→ **STATED EXERCISE**
Repeat each line exactly as it is written.
--- Start of AVAILABLE DATA ---
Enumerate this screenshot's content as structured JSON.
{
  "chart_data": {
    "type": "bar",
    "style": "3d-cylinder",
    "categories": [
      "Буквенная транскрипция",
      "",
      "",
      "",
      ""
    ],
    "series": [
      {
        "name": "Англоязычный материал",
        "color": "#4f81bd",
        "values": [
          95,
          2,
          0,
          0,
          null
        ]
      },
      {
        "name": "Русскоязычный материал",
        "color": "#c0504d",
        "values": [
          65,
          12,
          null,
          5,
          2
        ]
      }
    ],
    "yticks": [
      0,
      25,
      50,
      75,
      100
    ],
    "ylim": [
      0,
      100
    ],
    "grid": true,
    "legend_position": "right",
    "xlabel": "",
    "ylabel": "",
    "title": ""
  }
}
--- End of AVAILABLE DATA ---
→ **FULL SOLUTION**
Enumerate this screenshot's content as structured JSON.
{
  "chart_data": {
    "type": "bar",
    "style": "3d-cylinder",
    "categories": [
      "Буквенная транскрипция",
      "",
      "",
      "",
      ""
    ],
    "series": [
      {
        "name": "Англоязычный материал",
        "color": "#4f81bd",
        "values": [
          95,
          2,
          0,
          0,
          null
        ]
      },
      {
        "name": "Русскоязычный материал",
        "color": "#c0504d",
        "values": [
          65,
          12,
          null,
          5,
          2
        ]
      }
    ],
    "yticks": [
      0,
      25,
      50,
      75,
      100
    ],
    "ylim": [
      0,
      100
    ],
    "grid": true,
    "legend_position": "right",
    "xlabel": "",
    "ylabel": "",
    "title": ""
  }
}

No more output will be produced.